[Start DATA IN THIS EXERCISE]

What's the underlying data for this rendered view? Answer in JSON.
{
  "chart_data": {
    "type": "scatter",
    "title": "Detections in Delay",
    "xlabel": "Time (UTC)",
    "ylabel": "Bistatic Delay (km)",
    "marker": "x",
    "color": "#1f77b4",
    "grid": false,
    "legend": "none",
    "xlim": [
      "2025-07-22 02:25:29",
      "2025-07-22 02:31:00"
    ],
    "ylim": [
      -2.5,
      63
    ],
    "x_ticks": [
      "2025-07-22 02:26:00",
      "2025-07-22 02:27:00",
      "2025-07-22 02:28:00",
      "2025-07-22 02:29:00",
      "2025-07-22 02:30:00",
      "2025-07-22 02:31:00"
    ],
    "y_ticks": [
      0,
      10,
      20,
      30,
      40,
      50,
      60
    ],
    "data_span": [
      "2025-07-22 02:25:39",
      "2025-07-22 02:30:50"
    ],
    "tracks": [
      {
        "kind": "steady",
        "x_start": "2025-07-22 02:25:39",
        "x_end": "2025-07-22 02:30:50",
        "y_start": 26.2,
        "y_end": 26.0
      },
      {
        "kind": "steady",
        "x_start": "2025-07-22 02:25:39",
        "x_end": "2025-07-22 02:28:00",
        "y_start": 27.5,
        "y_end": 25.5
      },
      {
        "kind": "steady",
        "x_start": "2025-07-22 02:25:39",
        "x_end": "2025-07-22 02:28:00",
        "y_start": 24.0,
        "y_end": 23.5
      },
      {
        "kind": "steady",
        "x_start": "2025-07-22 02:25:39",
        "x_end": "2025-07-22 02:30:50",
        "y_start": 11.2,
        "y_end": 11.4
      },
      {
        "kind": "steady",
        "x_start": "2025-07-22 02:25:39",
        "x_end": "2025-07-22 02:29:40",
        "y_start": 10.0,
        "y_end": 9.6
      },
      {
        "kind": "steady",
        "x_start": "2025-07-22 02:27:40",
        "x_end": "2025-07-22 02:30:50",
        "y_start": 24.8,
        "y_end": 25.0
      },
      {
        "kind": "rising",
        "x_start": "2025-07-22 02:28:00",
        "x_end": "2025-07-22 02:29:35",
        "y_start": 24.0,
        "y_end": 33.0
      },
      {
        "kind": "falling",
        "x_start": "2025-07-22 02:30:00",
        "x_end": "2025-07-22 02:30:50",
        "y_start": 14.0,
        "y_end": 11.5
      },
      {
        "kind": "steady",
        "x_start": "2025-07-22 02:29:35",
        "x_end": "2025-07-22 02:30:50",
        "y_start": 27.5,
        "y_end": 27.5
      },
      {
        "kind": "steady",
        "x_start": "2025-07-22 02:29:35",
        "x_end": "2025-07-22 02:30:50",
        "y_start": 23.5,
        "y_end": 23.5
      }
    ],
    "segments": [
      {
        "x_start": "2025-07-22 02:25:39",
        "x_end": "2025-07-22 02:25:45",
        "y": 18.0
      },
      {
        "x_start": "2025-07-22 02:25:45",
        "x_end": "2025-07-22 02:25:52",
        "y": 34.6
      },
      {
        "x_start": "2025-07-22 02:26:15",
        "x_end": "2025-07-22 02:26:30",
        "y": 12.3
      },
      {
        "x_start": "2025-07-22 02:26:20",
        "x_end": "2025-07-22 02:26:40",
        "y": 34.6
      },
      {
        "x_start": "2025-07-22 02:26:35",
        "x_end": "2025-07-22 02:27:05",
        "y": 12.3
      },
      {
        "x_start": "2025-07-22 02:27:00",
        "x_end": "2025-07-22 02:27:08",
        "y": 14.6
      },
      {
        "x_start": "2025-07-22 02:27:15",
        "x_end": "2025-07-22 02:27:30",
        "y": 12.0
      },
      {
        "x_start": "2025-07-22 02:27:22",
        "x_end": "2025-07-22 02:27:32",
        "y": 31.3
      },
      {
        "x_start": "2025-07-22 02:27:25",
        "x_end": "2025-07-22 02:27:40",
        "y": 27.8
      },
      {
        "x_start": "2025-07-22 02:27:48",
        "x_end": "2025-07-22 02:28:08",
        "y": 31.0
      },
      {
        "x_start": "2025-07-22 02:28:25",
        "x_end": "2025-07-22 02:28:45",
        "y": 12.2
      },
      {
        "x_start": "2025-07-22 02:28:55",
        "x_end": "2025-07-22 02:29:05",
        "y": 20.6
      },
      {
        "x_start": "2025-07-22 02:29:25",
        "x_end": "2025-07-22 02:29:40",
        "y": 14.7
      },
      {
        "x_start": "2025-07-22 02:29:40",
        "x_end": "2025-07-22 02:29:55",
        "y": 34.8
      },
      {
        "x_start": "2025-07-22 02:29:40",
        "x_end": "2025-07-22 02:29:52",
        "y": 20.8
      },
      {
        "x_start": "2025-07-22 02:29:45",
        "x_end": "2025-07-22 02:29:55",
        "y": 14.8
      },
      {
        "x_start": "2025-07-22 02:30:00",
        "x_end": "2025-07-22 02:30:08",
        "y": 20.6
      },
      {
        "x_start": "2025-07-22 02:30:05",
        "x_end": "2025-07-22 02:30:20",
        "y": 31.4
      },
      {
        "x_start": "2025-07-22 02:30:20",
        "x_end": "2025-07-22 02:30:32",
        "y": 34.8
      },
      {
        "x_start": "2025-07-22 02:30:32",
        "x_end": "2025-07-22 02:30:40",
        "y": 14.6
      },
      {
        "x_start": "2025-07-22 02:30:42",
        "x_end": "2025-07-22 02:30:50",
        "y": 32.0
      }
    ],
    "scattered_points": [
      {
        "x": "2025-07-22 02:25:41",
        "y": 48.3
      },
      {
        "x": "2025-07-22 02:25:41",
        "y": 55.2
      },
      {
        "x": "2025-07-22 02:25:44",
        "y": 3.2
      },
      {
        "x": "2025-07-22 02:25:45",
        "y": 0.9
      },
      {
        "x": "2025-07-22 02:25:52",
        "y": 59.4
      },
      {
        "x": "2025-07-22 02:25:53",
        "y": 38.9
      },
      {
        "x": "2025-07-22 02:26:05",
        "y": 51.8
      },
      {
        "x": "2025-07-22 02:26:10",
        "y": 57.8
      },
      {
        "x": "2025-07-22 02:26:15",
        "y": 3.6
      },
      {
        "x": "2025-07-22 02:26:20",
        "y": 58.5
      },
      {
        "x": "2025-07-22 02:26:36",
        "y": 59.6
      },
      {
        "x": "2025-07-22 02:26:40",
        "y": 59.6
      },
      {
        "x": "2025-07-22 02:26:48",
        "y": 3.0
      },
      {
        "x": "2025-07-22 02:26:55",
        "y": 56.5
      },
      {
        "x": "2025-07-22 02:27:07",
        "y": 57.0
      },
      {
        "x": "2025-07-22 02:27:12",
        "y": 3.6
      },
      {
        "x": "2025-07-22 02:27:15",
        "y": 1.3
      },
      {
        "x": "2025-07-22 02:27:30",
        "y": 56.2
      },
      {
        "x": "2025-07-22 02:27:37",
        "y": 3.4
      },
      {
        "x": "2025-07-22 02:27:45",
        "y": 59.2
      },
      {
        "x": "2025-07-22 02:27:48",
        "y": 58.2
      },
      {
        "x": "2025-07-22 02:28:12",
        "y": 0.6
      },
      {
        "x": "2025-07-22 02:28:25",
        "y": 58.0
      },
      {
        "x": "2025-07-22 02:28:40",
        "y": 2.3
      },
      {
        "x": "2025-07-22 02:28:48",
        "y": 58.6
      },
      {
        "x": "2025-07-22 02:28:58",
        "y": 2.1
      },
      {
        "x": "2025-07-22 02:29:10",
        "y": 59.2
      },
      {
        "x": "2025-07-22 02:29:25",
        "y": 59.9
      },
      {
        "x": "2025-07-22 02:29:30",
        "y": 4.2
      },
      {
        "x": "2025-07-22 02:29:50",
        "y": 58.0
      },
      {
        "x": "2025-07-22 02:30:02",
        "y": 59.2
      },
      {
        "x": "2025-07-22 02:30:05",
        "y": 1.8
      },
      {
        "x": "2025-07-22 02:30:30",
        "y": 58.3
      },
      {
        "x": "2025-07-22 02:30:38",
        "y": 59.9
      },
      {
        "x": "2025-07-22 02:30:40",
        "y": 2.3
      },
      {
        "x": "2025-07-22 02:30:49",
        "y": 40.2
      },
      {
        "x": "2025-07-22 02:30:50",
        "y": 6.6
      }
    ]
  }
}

[End DATA IN THIS EXERCISE]

◆ STATED TASK ◆
Gather each line in these records that contains the string "Delay".

◆ SOLUTION ◆
    "title": "Detections in Delay",
    "ylabel": "Bistatic Delay (km)",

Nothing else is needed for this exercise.